Situation alimentaire
Les réformes agraires à Cuba depuis 1959
Les faits suivants sont tirés de la conférence-débat que nous avons eu avec des agriculteurs et agronomes cubains dans le camp de travail, la veille de notre départ.
Jusqu’à 1959, la surface agricole cubaine était largement dominée par des propriétaires (individuels ou en tant que firmes) américains. 1% des propriétaires possédaient la moitié des terres, tandis que les 71% de propriétaires (cubains) les plus pauvres n’avaient que 11% des 90 millions d’hectares cultivables en 1959. Pour beaucoup de travailleurs agricoles (ils étaient 600.000 sur une population de 7 millions de cubains, beaucoup plus jeune que la population actuelle), l’année de travail durait quatre mois, en dehors desquels ils cherchaient vainement du travail en ville.
L’une des premières réformes de la Révolution, l’année même de son succès, fut de nationaliser les propriétés supérieures à 400 hectares, soit 40% de la propriété rurale. En 1961, les petits agriculteurs étaient réunis en une confédération. Les tensions liées à la propriété privée n’avaient en effet pas entièrement disparues, un paysan travaillant sur des terres qui ne lui appartenaient pas ayant été tué dans l’Est de l’île. La même année, une autre réforme rabaissa à 65 hectares la surface maximale au-delà de laquelle les propriétés entraient dans le domaine d’Etat.
Le gouvernement développa plusieurs systèmes de coopératives. D’abord, ce furent les coopératives de crédits et de services, puis, dans les années 80, les coopératives de production renforcées, où plusieurs producteurs se rassemblent sur une même surface pour généraliser les avancées techniques.
La période spéciale fut l’occasion d’une petite tentative de « libéralisation » de la terre, déjà évoquée dans un chapitre précédent, pour confier la terre en usufruit à tout paysan qui fait preuve de la condition physique nécessaire pour les exploiter, et qui paie son matériel agricole sur le temps long.
Ces réformes successives n’ont pas empêché de nombreuses terres de rester inexploitées, comme semblent le confirmer les paysages aperçus au cours des multiples voyages en cars.
* * *
-- Objectif visé --
Répondez aux questions suivantes à partir du texte sur les réformes agraires à Cuba.
1. Quelle part des terres 1 % des propriétaires possédaient-ils jusqu'en 1959 ?
2. À combien d'hectares la réforme de 1961 a-t-elle abaissé la surface maximale au-delà de laquelle les propriétés passaient à l'État ?
3. Au cours de quelle décennie sont apparues les coopératives de production renforcées ?

-- Données fournies --
* * *
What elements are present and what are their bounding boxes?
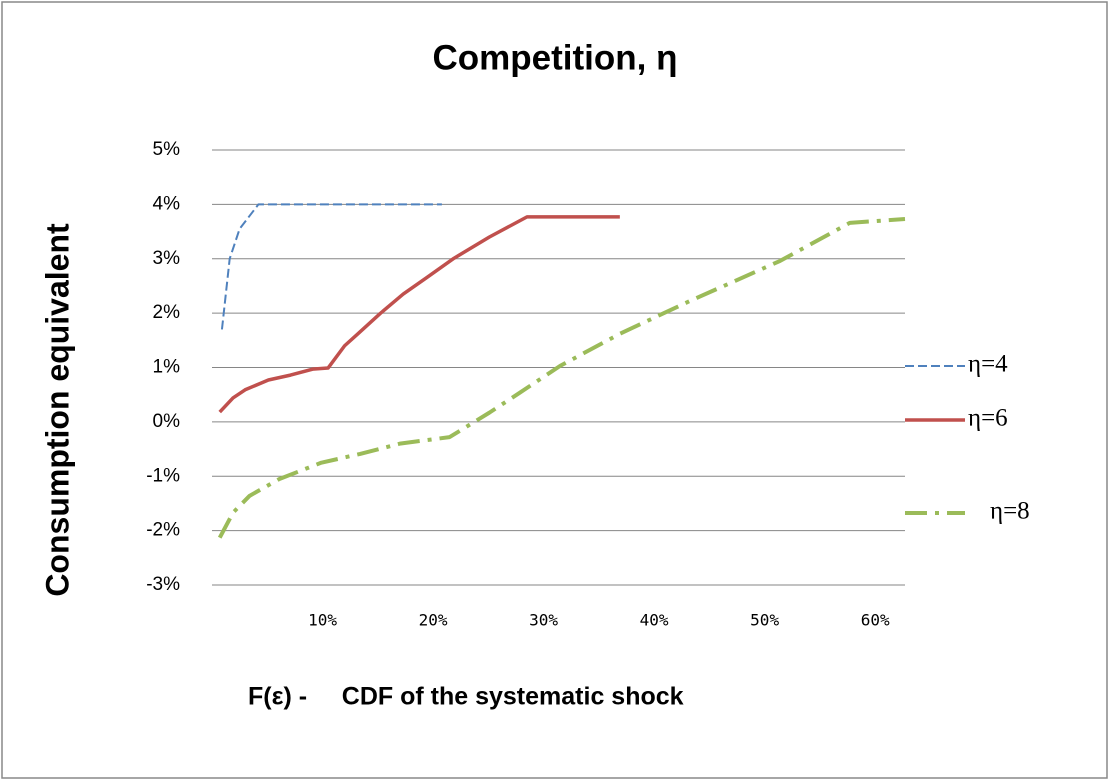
* * *
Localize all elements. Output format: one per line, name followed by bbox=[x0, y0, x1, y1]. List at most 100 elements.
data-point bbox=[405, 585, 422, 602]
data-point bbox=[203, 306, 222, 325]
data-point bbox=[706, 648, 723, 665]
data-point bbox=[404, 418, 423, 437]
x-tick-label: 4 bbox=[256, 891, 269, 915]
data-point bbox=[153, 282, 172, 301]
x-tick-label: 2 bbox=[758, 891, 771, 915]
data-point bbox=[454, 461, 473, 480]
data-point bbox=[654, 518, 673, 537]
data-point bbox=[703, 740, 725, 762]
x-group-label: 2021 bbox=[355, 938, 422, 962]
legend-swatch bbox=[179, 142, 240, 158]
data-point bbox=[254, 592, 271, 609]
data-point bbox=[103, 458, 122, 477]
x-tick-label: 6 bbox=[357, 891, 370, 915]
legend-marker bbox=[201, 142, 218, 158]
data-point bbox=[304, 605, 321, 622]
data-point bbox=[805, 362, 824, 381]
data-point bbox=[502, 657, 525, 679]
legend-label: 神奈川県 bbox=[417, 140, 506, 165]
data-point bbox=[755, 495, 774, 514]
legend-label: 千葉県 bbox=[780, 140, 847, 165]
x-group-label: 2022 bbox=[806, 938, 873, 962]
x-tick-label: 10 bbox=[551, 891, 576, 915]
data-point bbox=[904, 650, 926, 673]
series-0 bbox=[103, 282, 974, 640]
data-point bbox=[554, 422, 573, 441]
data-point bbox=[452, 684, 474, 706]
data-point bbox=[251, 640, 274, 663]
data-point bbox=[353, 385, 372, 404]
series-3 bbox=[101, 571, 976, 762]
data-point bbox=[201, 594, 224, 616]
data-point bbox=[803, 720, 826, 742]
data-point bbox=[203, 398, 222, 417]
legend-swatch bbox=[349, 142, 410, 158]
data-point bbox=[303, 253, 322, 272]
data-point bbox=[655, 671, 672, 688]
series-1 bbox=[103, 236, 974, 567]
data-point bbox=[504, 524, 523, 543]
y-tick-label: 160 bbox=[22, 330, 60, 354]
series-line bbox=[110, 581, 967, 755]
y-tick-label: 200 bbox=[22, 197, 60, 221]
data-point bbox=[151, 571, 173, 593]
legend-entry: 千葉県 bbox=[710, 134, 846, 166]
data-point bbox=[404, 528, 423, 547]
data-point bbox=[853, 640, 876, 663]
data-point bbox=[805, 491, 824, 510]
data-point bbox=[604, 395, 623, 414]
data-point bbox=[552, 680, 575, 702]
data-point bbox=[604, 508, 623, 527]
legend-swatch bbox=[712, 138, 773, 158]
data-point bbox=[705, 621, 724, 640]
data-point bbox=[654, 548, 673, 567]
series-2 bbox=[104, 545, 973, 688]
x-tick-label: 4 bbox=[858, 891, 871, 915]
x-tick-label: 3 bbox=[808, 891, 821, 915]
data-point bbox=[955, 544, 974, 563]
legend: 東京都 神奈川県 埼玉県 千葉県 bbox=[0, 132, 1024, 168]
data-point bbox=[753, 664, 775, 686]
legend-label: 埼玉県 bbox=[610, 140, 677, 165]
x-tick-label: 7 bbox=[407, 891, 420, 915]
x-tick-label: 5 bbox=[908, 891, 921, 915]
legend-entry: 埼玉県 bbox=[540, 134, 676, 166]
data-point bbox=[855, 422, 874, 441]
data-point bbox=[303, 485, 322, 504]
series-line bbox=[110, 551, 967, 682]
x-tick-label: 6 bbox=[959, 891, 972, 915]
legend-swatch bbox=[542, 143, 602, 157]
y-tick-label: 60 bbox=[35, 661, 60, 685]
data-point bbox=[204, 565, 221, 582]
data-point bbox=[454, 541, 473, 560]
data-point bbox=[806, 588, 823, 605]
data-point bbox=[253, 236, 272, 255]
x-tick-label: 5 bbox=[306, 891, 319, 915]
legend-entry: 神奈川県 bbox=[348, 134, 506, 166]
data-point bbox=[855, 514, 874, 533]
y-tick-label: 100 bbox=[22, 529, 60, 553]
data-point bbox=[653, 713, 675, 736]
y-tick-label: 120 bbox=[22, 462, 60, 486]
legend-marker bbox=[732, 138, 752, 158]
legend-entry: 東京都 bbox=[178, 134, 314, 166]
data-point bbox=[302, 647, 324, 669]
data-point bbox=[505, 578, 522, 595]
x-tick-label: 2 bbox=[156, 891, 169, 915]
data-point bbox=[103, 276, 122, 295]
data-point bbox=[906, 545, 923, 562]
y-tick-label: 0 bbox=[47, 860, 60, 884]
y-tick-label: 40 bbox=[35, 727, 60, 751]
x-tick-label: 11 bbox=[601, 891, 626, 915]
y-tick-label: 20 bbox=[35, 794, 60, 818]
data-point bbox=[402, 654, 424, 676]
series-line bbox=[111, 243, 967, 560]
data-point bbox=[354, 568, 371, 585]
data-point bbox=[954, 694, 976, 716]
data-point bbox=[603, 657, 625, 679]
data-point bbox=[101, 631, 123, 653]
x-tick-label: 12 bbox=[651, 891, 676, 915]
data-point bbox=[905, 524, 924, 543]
* * *
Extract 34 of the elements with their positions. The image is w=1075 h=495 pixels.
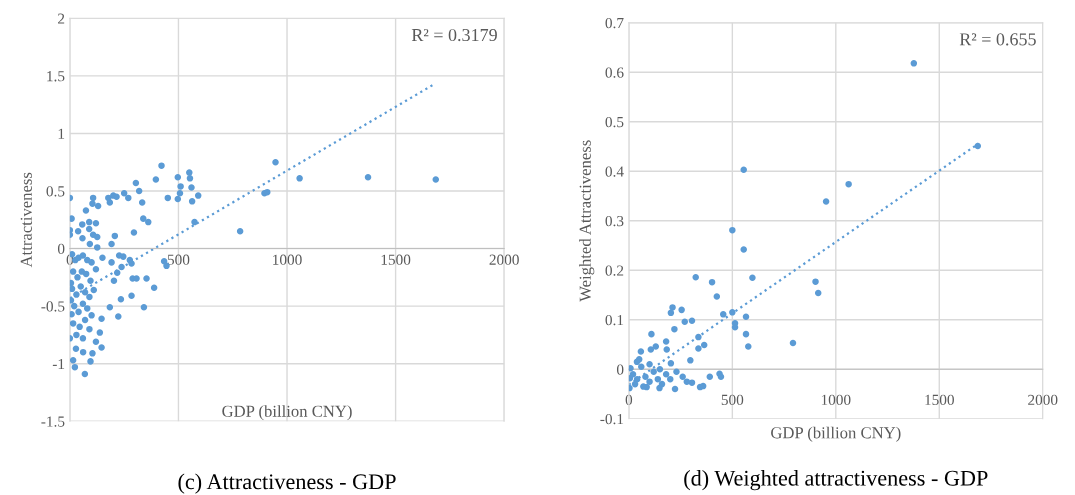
* * *
-- Résultat final --
1. Ils possédaient la moitié des terres.
2. Elle l'a abaissée à 65 hectares.
3. Elles sont apparues dans les années 80.